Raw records
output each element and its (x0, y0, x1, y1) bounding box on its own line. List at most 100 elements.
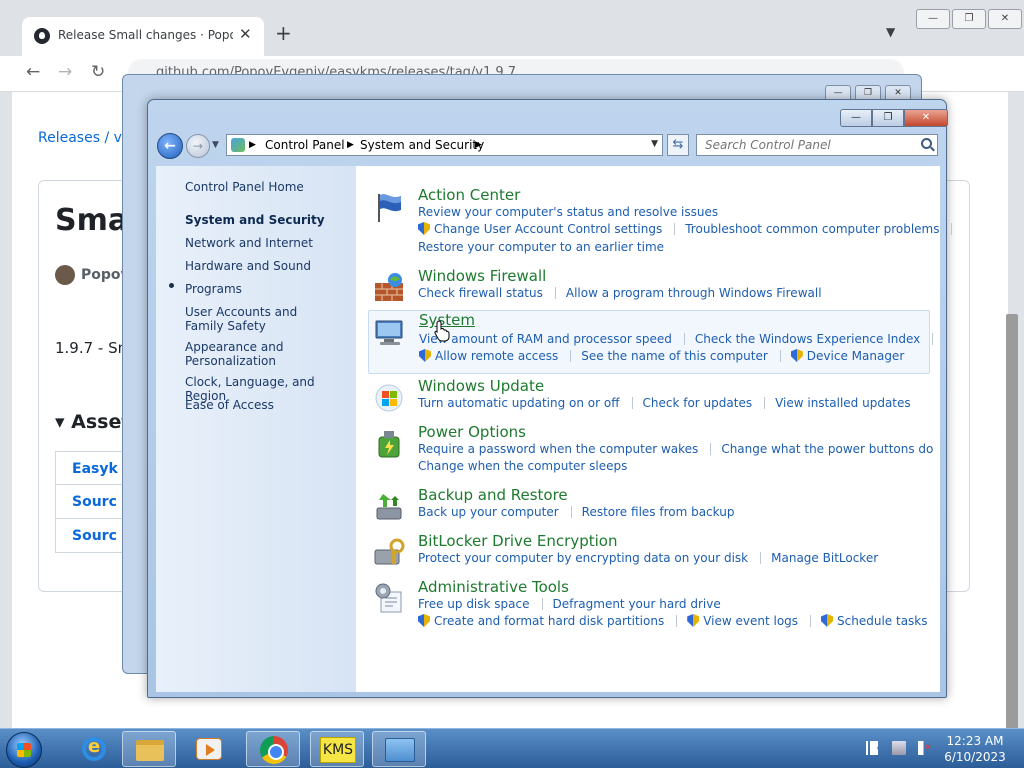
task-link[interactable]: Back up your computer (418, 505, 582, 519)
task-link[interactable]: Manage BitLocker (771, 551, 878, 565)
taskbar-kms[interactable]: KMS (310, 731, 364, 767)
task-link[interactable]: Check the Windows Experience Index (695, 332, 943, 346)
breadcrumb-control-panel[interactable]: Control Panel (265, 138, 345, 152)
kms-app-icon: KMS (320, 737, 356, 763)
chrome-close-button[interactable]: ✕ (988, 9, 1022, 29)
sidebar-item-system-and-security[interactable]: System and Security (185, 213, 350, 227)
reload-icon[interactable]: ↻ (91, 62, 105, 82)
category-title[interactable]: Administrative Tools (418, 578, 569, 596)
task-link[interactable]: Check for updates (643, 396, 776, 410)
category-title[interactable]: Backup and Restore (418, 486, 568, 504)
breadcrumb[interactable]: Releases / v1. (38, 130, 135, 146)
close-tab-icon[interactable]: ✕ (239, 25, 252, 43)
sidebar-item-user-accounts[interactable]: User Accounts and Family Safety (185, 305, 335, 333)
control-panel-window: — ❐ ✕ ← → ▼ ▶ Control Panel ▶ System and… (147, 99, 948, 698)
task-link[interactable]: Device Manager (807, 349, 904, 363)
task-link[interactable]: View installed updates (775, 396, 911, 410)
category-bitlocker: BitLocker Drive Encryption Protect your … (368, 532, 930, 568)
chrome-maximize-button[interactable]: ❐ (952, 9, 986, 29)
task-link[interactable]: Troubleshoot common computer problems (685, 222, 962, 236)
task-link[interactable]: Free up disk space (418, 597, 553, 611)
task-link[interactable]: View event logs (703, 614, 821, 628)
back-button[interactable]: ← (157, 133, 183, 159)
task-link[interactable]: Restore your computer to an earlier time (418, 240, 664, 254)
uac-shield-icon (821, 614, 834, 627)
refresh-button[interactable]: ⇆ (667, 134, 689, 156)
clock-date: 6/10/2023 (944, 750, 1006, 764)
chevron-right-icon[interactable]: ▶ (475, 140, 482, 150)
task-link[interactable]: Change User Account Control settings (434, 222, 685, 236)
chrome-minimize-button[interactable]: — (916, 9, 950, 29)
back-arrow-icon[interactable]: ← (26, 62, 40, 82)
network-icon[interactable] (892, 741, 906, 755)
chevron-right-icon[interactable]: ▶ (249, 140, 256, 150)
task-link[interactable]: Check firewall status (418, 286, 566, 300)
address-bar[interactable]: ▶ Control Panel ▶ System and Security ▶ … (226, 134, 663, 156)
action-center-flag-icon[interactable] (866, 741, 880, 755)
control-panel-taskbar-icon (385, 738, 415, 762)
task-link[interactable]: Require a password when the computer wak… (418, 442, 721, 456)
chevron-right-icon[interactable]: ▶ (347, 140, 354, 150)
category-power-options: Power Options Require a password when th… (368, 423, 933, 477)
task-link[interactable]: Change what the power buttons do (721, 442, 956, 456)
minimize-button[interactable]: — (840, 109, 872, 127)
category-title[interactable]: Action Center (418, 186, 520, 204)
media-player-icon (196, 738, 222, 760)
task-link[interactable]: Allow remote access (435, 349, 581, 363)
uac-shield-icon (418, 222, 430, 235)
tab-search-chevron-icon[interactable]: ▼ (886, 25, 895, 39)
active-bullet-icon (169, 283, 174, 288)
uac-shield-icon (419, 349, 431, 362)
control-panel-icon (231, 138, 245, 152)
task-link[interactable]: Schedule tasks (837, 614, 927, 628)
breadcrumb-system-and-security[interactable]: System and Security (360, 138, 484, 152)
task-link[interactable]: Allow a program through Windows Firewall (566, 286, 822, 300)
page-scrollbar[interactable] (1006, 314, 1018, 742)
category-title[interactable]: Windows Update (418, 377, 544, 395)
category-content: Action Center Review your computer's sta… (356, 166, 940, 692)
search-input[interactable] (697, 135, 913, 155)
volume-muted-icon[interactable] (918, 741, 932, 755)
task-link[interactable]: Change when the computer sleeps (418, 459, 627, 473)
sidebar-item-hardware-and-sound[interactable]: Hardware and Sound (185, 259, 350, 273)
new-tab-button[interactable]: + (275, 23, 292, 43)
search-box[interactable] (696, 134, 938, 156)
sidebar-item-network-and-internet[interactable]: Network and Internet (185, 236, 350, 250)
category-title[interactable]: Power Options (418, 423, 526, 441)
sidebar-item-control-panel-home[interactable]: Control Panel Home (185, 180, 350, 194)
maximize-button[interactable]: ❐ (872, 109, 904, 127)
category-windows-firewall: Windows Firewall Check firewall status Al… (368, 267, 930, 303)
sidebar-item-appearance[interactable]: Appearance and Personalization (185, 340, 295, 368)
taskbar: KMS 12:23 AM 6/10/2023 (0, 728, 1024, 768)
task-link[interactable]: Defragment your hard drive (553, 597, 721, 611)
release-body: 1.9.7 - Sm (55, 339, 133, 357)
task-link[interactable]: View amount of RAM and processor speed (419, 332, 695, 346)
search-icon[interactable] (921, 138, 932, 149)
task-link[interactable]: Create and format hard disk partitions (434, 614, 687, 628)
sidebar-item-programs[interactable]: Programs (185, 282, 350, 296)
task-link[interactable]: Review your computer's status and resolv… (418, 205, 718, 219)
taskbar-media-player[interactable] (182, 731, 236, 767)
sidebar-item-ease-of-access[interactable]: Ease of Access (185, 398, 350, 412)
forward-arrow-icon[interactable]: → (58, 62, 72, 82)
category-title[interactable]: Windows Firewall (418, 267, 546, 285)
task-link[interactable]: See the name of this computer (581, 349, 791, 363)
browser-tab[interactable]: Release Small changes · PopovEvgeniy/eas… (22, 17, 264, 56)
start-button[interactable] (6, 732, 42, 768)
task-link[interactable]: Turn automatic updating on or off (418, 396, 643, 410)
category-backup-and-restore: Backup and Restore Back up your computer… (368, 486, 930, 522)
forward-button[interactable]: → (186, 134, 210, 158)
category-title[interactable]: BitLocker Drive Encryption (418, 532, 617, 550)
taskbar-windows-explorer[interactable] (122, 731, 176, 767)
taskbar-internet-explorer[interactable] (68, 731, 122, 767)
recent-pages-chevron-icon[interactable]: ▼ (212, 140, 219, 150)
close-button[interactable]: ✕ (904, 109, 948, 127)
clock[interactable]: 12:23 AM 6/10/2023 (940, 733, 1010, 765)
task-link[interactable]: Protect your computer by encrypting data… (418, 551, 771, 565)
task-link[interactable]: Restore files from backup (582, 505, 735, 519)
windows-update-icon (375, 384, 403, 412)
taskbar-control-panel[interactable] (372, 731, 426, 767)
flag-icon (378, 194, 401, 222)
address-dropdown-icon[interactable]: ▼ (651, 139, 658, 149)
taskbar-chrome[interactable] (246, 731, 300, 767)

### The exercise
Reproduce the records above word for word, leaving out the pictures.

### Exercise result
output each element and its (x0, y0, x1, y1) bounding box on its own line. List at most 100 elements.
task-link[interactable]: Back up your computer (418, 505, 582, 519)
task-link[interactable]: Manage BitLocker (771, 551, 878, 565)
taskbar-kms[interactable]: KMS (310, 731, 364, 767)
task-link[interactable]: Check the Windows Experience Index (695, 332, 943, 346)
breadcrumb-control-panel[interactable]: Control Panel (265, 138, 345, 152)
kms-app-icon: KMS (320, 737, 356, 763)
chrome-close-button[interactable]: ✕ (988, 9, 1022, 29)
sidebar-item-system-and-security[interactable]: System and Security (185, 213, 350, 227)
reload-icon[interactable]: ↻ (91, 62, 105, 82)
category-title[interactable]: Administrative Tools (418, 578, 569, 596)
task-link[interactable]: Check for updates (643, 396, 776, 410)
category-title[interactable]: Backup and Restore (418, 486, 568, 504)
breadcrumb[interactable]: Releases / v1. (38, 130, 135, 146)
close-tab-icon[interactable]: ✕ (239, 25, 252, 43)
sidebar-item-user-accounts[interactable]: User Accounts and Family Safety (185, 305, 335, 333)
control-panel-window: — ❐ ✕ ← → ▼ ▶ Control Panel ▶ System and… (147, 99, 948, 698)
task-link[interactable]: Device Manager (807, 349, 904, 363)
task-link[interactable]: View installed updates (775, 396, 911, 410)
category-bitlocker: BitLocker Drive Encryption Protect your … (368, 532, 930, 568)
chrome-maximize-button[interactable]: ❐ (952, 9, 986, 29)
task-link[interactable]: Troubleshoot common computer problems (685, 222, 962, 236)
task-link[interactable]: Free up disk space (418, 597, 553, 611)
task-link[interactable]: View event logs (703, 614, 821, 628)
back-button[interactable]: ← (157, 133, 183, 159)
task-link[interactable]: Restore your computer to an earlier time (418, 240, 664, 254)
uac-shield-icon (821, 614, 834, 627)
refresh-button[interactable]: ⇆ (667, 134, 689, 156)
clock-date: 6/10/2023 (944, 750, 1006, 764)
chevron-right-icon[interactable]: ▶ (475, 140, 482, 150)
task-link[interactable]: Change User Account Control settings (434, 222, 685, 236)
chrome-minimize-button[interactable]: — (916, 9, 950, 29)
back-arrow-icon[interactable]: ← (26, 62, 40, 82)
network-icon[interactable] (892, 741, 906, 755)
chevron-right-icon[interactable]: ▶ (249, 140, 256, 150)
task-link[interactable]: Check firewall status (418, 286, 566, 300)
address-bar[interactable]: ▶ Control Panel ▶ System and Security ▶ … (226, 134, 663, 156)
action-center-flag-icon[interactable] (866, 741, 880, 755)
control-panel-taskbar-icon (385, 738, 415, 762)
task-link[interactable]: Require a password when the computer wak… (418, 442, 721, 456)
chevron-right-icon[interactable]: ▶ (347, 140, 354, 150)
category-power-options: Power Options Require a password when th… (368, 423, 933, 477)
task-link[interactable]: Change what the power buttons do (721, 442, 956, 456)
minimize-button[interactable]: — (840, 109, 872, 127)
category-title[interactable]: Action Center (418, 186, 520, 204)
media-player-icon (196, 738, 222, 760)
task-link[interactable]: Allow remote access (435, 349, 581, 363)
uac-shield-icon (418, 222, 430, 235)
tab-search-chevron-icon[interactable]: ▼ (886, 25, 895, 39)
active-bullet-icon (169, 283, 174, 288)
uac-shield-icon (419, 349, 431, 362)
control-panel-icon (231, 138, 245, 152)
task-link[interactable]: Schedule tasks (837, 614, 927, 628)
breadcrumb-system-and-security[interactable]: System and Security (360, 138, 484, 152)
task-link[interactable]: Allow a program through Windows Firewall (566, 286, 822, 300)
page-scrollbar[interactable] (1006, 314, 1018, 742)
category-title[interactable]: Windows Update (418, 377, 544, 395)
category-content: Action Center Review your computer's sta… (356, 166, 940, 692)
search-input[interactable] (697, 135, 913, 155)
volume-muted-icon[interactable] (918, 741, 932, 755)
task-link[interactable]: Change when the computer sleeps (418, 459, 627, 473)
sidebar-item-hardware-and-sound[interactable]: Hardware and Sound (185, 259, 350, 273)
new-tab-button[interactable]: + (275, 23, 292, 43)
search-box[interactable] (696, 134, 938, 156)
sidebar-item-network-and-internet[interactable]: Network and Internet (185, 236, 350, 250)
category-title[interactable]: Power Options (418, 423, 526, 441)
sidebar-item-control-panel-home[interactable]: Control Panel Home (185, 180, 350, 194)
maximize-button[interactable]: ❐ (872, 109, 904, 127)
category-windows-firewall: Windows Firewall Check firewall status Al… (368, 267, 930, 303)
sidebar-item-appearance[interactable]: Appearance and Personalization (185, 340, 295, 368)
taskbar: KMS 12:23 AM 6/10/2023 (0, 728, 1024, 768)
task-link[interactable]: Defragment your hard drive (553, 597, 721, 611)
release-body: 1.9.7 - Sm (55, 339, 133, 357)
task-link[interactable]: View amount of RAM and processor speed (419, 332, 695, 346)
search-icon[interactable] (921, 138, 932, 149)
task-link[interactable]: Create and format hard disk partitions (434, 614, 687, 628)
sidebar-item-programs[interactable]: Programs (185, 282, 350, 296)
task-link[interactable]: Review your computer's status and resolv… (418, 205, 718, 219)
taskbar-media-player[interactable] (182, 731, 236, 767)
sidebar-item-ease-of-access[interactable]: Ease of Access (185, 398, 350, 412)
forward-arrow-icon[interactable]: → (58, 62, 72, 82)
category-title[interactable]: Windows Firewall (418, 267, 546, 285)
task-link[interactable]: See the name of this computer (581, 349, 791, 363)
browser-tab[interactable]: Release Small changes · PopovEvgeniy/eas… (22, 17, 264, 56)
start-button[interactable] (6, 732, 42, 768)
task-link[interactable]: Turn automatic updating on or off (418, 396, 643, 410)
category-backup-and-restore: Backup and Restore Back up your computer… (368, 486, 930, 522)
forward-button[interactable]: → (186, 134, 210, 158)
category-title[interactable]: BitLocker Drive Encryption (418, 532, 617, 550)
taskbar-windows-explorer[interactable] (122, 731, 176, 767)
taskbar-internet-explorer[interactable] (68, 731, 122, 767)
recent-pages-chevron-icon[interactable]: ▼ (212, 140, 219, 150)
close-button[interactable]: ✕ (904, 109, 948, 127)
clock[interactable]: 12:23 AM 6/10/2023 (940, 733, 1010, 765)
task-link[interactable]: Protect your computer by encrypting data… (418, 551, 771, 565)
task-link[interactable]: Restore files from backup (582, 505, 735, 519)
windows-update-icon (375, 384, 403, 412)
taskbar-control-panel[interactable] (372, 731, 426, 767)
flag-icon (378, 194, 401, 222)
address-dropdown-icon[interactable]: ▼ (651, 139, 658, 149)
taskbar-chrome[interactable] (246, 731, 300, 767)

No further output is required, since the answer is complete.